### Data entries
┌──

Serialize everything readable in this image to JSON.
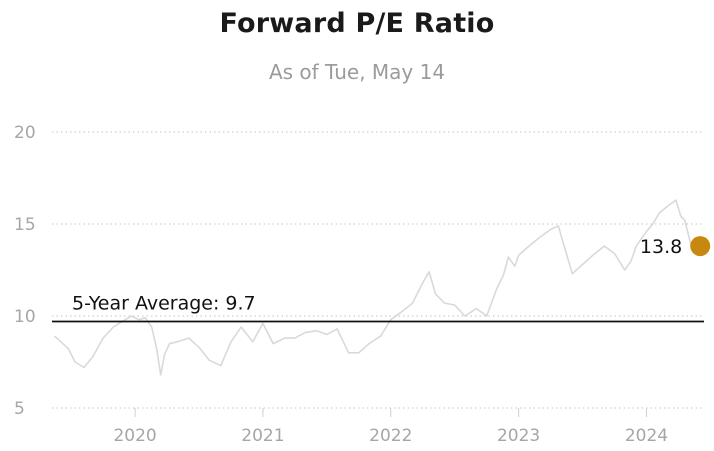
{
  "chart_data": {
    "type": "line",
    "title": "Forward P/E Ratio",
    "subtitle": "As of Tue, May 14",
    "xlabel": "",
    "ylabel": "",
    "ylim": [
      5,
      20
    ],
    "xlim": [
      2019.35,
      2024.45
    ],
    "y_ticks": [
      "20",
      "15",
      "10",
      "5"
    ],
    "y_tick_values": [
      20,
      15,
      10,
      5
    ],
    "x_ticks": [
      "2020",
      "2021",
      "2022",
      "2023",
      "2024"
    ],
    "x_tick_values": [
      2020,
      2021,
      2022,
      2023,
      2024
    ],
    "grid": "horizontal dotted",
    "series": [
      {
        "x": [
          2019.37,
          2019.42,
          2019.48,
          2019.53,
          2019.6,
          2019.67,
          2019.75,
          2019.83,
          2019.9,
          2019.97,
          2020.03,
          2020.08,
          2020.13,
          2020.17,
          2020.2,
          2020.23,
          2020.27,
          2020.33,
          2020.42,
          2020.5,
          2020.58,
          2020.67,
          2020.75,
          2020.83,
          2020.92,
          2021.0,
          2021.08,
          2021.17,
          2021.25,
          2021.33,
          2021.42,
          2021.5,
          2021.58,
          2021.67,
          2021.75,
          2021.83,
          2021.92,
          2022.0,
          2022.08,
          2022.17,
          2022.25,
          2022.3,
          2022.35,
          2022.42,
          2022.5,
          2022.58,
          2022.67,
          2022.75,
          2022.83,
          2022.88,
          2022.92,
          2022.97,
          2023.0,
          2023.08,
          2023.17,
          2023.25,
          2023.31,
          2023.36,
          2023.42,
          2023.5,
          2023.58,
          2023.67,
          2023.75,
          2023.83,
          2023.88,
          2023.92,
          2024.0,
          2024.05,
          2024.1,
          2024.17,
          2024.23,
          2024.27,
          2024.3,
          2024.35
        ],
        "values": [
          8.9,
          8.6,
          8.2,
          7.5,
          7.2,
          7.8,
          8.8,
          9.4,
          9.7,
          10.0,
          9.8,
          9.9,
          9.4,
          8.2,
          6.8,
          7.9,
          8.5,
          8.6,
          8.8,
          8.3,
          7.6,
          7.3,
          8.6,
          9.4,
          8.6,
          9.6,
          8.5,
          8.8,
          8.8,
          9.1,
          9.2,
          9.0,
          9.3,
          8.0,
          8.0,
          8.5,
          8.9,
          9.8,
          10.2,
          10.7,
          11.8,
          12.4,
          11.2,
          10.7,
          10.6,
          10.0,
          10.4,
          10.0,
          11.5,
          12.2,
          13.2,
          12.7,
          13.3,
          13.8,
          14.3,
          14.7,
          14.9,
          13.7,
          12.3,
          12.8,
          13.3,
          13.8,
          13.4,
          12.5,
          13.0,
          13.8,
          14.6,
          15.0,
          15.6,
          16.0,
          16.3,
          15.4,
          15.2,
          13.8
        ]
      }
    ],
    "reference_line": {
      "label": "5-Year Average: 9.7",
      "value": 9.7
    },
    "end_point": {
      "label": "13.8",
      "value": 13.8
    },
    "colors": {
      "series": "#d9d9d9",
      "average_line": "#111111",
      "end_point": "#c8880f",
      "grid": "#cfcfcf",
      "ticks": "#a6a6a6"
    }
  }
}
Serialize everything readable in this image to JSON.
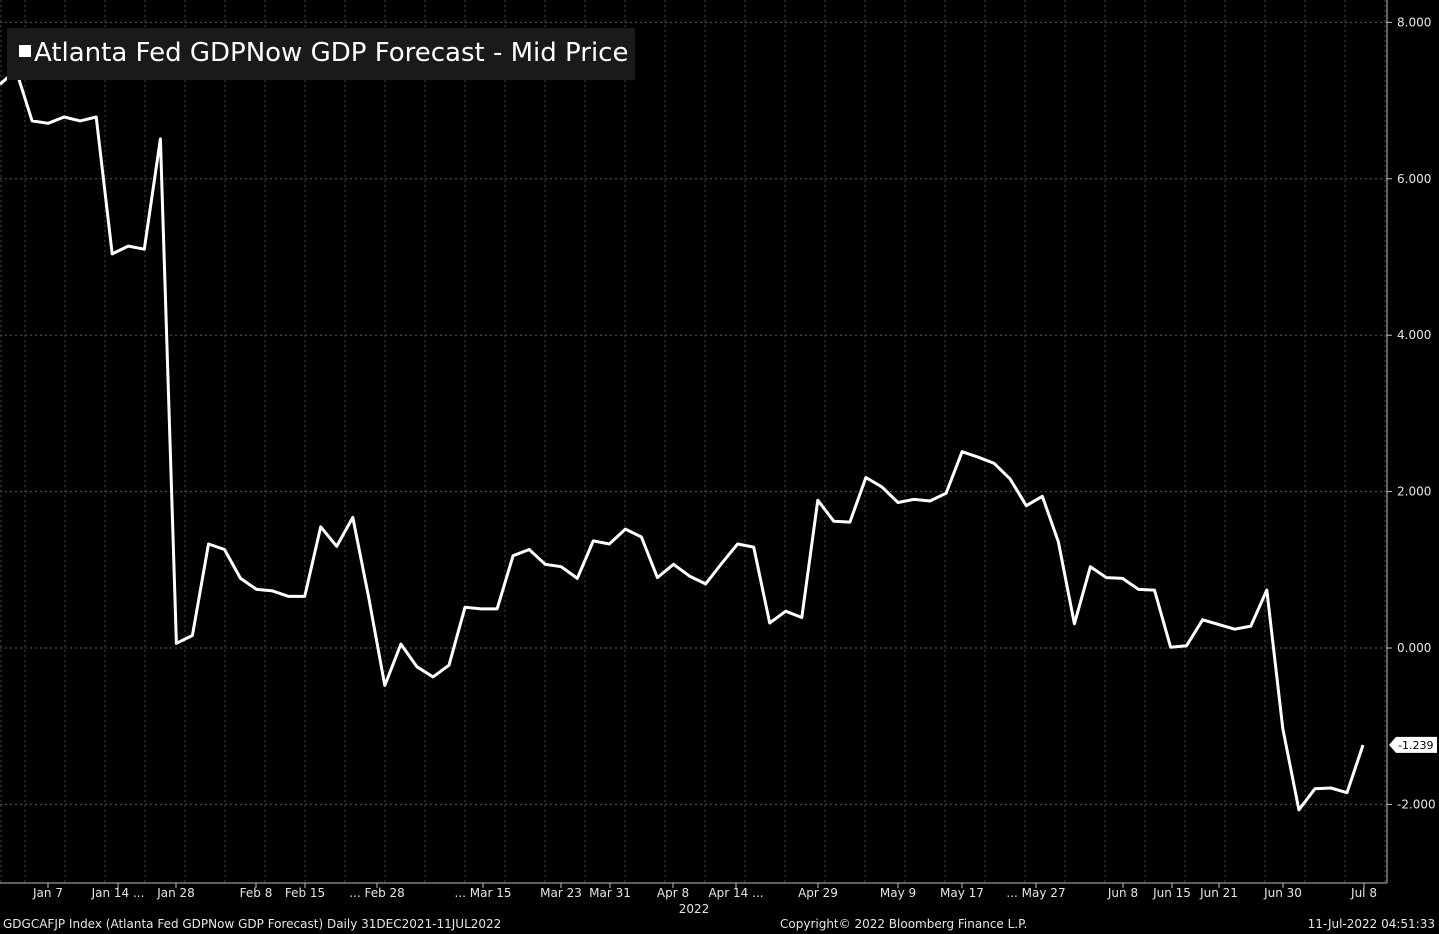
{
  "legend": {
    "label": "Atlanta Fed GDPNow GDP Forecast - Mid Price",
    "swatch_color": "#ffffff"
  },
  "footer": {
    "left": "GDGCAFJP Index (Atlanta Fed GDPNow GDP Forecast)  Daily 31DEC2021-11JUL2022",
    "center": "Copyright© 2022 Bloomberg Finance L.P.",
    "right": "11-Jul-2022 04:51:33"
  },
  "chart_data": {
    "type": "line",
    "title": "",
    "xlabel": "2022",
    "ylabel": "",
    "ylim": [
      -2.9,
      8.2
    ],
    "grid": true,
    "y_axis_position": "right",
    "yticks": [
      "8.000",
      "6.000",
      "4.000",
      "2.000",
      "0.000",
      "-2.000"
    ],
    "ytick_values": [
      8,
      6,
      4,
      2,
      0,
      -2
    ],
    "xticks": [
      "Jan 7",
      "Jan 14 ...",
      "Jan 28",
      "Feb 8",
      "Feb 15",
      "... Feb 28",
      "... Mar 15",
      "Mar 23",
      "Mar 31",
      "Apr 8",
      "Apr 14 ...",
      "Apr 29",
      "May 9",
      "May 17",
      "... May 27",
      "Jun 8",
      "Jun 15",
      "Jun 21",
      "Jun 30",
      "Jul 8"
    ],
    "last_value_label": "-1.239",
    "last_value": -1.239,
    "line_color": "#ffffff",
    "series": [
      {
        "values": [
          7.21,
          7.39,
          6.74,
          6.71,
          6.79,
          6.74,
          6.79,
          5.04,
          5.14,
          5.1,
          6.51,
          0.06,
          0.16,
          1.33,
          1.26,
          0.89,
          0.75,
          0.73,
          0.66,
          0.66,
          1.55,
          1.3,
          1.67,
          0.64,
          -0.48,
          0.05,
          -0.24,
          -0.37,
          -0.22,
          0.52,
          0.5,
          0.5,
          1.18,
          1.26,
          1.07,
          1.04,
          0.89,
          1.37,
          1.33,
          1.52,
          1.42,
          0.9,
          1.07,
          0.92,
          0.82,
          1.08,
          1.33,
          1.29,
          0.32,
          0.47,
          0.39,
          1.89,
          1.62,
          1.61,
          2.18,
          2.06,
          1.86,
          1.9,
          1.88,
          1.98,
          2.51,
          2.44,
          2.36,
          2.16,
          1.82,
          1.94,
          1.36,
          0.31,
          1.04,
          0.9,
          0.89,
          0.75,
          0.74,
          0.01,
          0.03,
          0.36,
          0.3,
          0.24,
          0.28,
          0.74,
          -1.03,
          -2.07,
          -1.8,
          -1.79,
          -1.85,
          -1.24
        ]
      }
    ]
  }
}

└──

### Work to complete
Show, from the material above, each line that includes the string "GDPNow".

### Response
    "label": "Atlanta Fed GDPNow GDP Forecast - Mid Price",
    "left": "GDGCAFJP Index (Atlanta Fed GDPNow GDP Forecast)  Daily 31DEC2021-11JUL2022",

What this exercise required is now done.